Dataset rows about figures:

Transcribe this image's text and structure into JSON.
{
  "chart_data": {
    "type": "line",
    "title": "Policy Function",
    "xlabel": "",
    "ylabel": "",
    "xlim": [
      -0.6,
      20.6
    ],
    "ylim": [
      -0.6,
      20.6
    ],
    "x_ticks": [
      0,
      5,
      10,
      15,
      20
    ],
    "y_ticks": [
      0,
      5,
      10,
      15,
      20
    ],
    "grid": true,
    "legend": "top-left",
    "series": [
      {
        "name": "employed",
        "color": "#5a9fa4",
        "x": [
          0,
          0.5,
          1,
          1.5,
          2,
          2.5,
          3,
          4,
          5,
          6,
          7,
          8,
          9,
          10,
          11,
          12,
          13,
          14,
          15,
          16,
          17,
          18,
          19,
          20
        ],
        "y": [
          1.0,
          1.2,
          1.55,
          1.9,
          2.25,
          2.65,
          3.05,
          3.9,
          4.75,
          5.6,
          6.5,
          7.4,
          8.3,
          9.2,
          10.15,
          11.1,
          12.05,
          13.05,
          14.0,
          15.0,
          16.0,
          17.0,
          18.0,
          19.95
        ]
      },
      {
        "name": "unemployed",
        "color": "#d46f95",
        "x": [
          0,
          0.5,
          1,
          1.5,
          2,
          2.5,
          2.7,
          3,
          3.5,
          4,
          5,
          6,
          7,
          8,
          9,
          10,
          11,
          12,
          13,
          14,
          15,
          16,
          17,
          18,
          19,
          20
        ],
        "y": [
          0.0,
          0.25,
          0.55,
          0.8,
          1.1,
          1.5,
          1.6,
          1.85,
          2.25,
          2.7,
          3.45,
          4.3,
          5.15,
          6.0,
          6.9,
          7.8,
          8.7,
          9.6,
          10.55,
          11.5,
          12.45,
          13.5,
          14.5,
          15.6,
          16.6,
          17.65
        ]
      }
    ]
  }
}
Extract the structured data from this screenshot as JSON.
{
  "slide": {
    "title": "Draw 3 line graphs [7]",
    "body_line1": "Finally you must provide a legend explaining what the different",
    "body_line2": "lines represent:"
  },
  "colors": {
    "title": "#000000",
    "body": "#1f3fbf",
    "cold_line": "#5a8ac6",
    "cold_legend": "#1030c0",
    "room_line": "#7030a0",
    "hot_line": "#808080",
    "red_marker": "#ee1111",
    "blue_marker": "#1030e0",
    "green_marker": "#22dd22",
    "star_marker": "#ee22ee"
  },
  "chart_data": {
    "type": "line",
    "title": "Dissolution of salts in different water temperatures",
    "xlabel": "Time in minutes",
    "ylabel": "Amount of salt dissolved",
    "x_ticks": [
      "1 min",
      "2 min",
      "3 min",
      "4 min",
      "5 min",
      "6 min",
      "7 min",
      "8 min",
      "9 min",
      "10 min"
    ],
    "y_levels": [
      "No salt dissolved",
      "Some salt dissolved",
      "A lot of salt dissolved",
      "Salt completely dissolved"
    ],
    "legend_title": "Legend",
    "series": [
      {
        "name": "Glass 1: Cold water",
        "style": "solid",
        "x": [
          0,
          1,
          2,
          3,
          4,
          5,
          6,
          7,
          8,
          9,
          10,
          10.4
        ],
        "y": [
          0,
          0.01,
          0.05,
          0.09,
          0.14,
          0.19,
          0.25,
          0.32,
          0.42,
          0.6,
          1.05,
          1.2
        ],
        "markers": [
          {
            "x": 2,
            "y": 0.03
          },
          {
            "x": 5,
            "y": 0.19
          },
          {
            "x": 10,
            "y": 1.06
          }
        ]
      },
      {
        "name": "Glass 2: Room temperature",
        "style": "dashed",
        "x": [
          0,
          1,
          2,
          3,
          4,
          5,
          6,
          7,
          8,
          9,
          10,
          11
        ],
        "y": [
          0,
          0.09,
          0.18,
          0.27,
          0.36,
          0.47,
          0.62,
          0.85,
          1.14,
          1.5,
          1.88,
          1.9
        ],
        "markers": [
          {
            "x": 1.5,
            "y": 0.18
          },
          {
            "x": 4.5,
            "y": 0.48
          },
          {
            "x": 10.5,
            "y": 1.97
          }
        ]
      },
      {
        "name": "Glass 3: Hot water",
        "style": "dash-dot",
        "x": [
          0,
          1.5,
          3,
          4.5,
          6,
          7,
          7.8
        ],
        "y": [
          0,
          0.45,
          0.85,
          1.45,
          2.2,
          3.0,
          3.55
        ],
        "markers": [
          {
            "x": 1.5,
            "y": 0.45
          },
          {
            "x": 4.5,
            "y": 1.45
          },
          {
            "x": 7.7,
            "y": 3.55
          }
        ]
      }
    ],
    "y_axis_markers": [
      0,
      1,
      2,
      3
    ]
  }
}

[Task description]: Display every line of the listing that contains the string "water".

[The response]:
    "title": "Dissolution of salts in different water temperatures",
        "name": "Glass 1: Cold water",
        "name": "Glass 3: Hot water",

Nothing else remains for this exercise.